## PROBLEM DETAILS
The entries are to be returned exactly, with images left out.

[Figure dataset records]

◇ ◇ ◇ ◇ ◇ ◇ ◇

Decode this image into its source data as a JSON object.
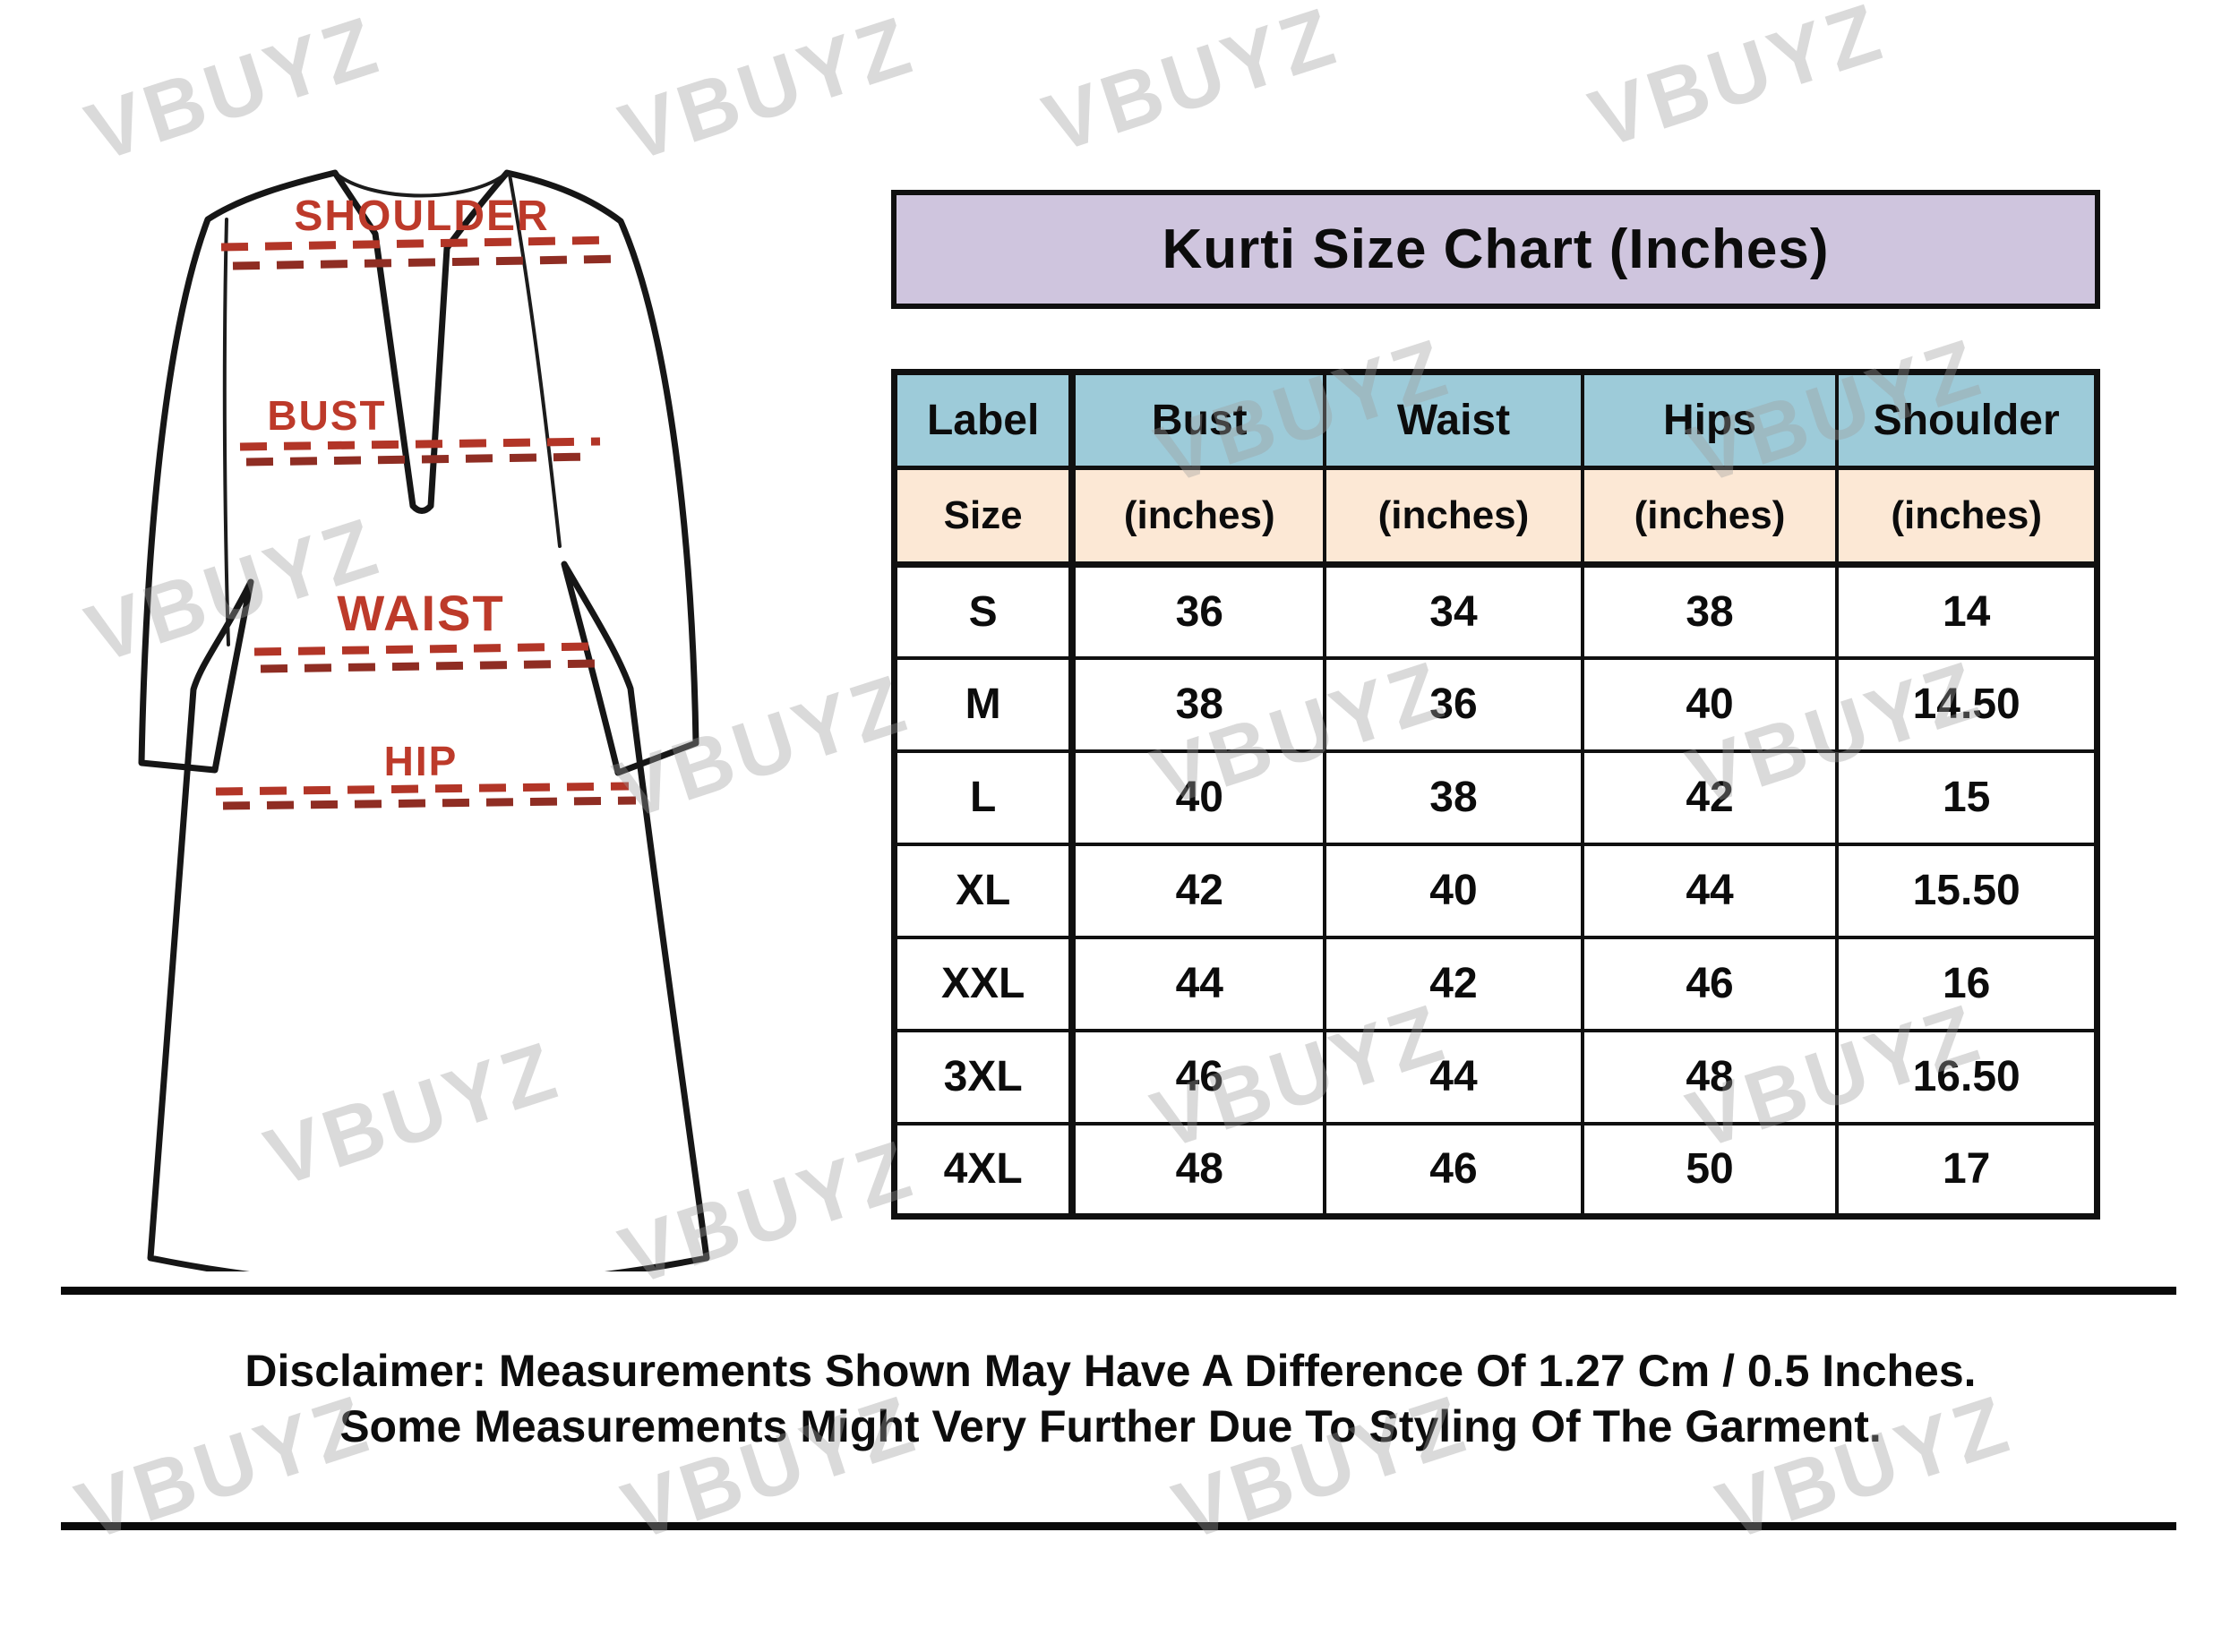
{
  "watermark": {
    "text": "VBUYZ"
  },
  "title": "Kurti Size Chart (Inches)",
  "diagram": {
    "shoulder_label": "SHOULDER",
    "bust_label": "BUST",
    "waist_label": "WAIST",
    "hip_label": "HIP"
  },
  "table": {
    "columns": [
      {
        "header": "Label",
        "sub": "Size"
      },
      {
        "header": "Bust",
        "sub": "(inches)"
      },
      {
        "header": "Waist",
        "sub": "(inches)"
      },
      {
        "header": "Hips",
        "sub": "(inches)"
      },
      {
        "header": "Shoulder",
        "sub": "(inches)"
      }
    ],
    "rows": [
      {
        "size": "S",
        "bust": "36",
        "waist": "34",
        "hips": "38",
        "shoulder": "14"
      },
      {
        "size": "M",
        "bust": "38",
        "waist": "36",
        "hips": "40",
        "shoulder": "14.50"
      },
      {
        "size": "L",
        "bust": "40",
        "waist": "38",
        "hips": "42",
        "shoulder": "15"
      },
      {
        "size": "XL",
        "bust": "42",
        "waist": "40",
        "hips": "44",
        "shoulder": "15.50"
      },
      {
        "size": "XXL",
        "bust": "44",
        "waist": "42",
        "hips": "46",
        "shoulder": "16"
      },
      {
        "size": "3XL",
        "bust": "46",
        "waist": "44",
        "hips": "48",
        "shoulder": "16.50"
      },
      {
        "size": "4XL",
        "bust": "48",
        "waist": "46",
        "hips": "50",
        "shoulder": "17"
      }
    ]
  },
  "disclaimer": {
    "line1": "Disclaimer: Measurements Shown May Have A Difference Of 1.27 Cm / 0.5 Inches.",
    "line2": "Some Measurements Might Very Further Due To Styling Of The Garment."
  },
  "colors": {
    "banner_bg": "#cfc5de",
    "header_bg": "#9dcbd9",
    "subheader_bg": "#fce8d5",
    "label_red": "#bd3a2a",
    "dash_red_a": "#b23527",
    "dash_red_b": "#8f2d23"
  },
  "chart_data": {
    "type": "table",
    "title": "Kurti Size Chart (Inches)",
    "columns": [
      "Label / Size",
      "Bust (inches)",
      "Waist (inches)",
      "Hips (inches)",
      "Shoulder (inches)"
    ],
    "rows": [
      [
        "S",
        36,
        34,
        38,
        14
      ],
      [
        "M",
        38,
        36,
        40,
        14.5
      ],
      [
        "L",
        40,
        38,
        42,
        15
      ],
      [
        "XL",
        42,
        40,
        44,
        15.5
      ],
      [
        "XXL",
        44,
        42,
        46,
        16
      ],
      [
        "3XL",
        46,
        44,
        48,
        16.5
      ],
      [
        "4XL",
        48,
        46,
        50,
        17
      ]
    ],
    "notes": "Measurement diagram marks SHOULDER, BUST, WAIST, HIP lines on a kurti sketch"
  }
}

◇ ◇ ◇ ◇ ◇ ◇ ◇

## RESPONSE TO THE EXERCISE
Decode this image into its source data as a JSON object.
{
  "watermark": {
    "text": "VBUYZ"
  },
  "title": "Kurti Size Chart (Inches)",
  "diagram": {
    "shoulder_label": "SHOULDER",
    "bust_label": "BUST",
    "waist_label": "WAIST",
    "hip_label": "HIP"
  },
  "table": {
    "columns": [
      {
        "header": "Label",
        "sub": "Size"
      },
      {
        "header": "Bust",
        "sub": "(inches)"
      },
      {
        "header": "Waist",
        "sub": "(inches)"
      },
      {
        "header": "Hips",
        "sub": "(inches)"
      },
      {
        "header": "Shoulder",
        "sub": "(inches)"
      }
    ],
    "rows": [
      {
        "size": "S",
        "bust": "36",
        "waist": "34",
        "hips": "38",
        "shoulder": "14"
      },
      {
        "size": "M",
        "bust": "38",
        "waist": "36",
        "hips": "40",
        "shoulder": "14.50"
      },
      {
        "size": "L",
        "bust": "40",
        "waist": "38",
        "hips": "42",
        "shoulder": "15"
      },
      {
        "size": "XL",
        "bust": "42",
        "waist": "40",
        "hips": "44",
        "shoulder": "15.50"
      },
      {
        "size": "XXL",
        "bust": "44",
        "waist": "42",
        "hips": "46",
        "shoulder": "16"
      },
      {
        "size": "3XL",
        "bust": "46",
        "waist": "44",
        "hips": "48",
        "shoulder": "16.50"
      },
      {
        "size": "4XL",
        "bust": "48",
        "waist": "46",
        "hips": "50",
        "shoulder": "17"
      }
    ]
  },
  "disclaimer": {
    "line1": "Disclaimer: Measurements Shown May Have A Difference Of 1.27 Cm / 0.5 Inches.",
    "line2": "Some Measurements Might Very Further Due To Styling Of The Garment."
  },
  "colors": {
    "banner_bg": "#cfc5de",
    "header_bg": "#9dcbd9",
    "subheader_bg": "#fce8d5",
    "label_red": "#bd3a2a",
    "dash_red_a": "#b23527",
    "dash_red_b": "#8f2d23"
  },
  "chart_data": {
    "type": "table",
    "title": "Kurti Size Chart (Inches)",
    "columns": [
      "Label / Size",
      "Bust (inches)",
      "Waist (inches)",
      "Hips (inches)",
      "Shoulder (inches)"
    ],
    "rows": [
      [
        "S",
        36,
        34,
        38,
        14
      ],
      [
        "M",
        38,
        36,
        40,
        14.5
      ],
      [
        "L",
        40,
        38,
        42,
        15
      ],
      [
        "XL",
        42,
        40,
        44,
        15.5
      ],
      [
        "XXL",
        44,
        42,
        46,
        16
      ],
      [
        "3XL",
        46,
        44,
        48,
        16.5
      ],
      [
        "4XL",
        48,
        46,
        50,
        17
      ]
    ],
    "notes": "Measurement diagram marks SHOULDER, BUST, WAIST, HIP lines on a kurti sketch"
  }
}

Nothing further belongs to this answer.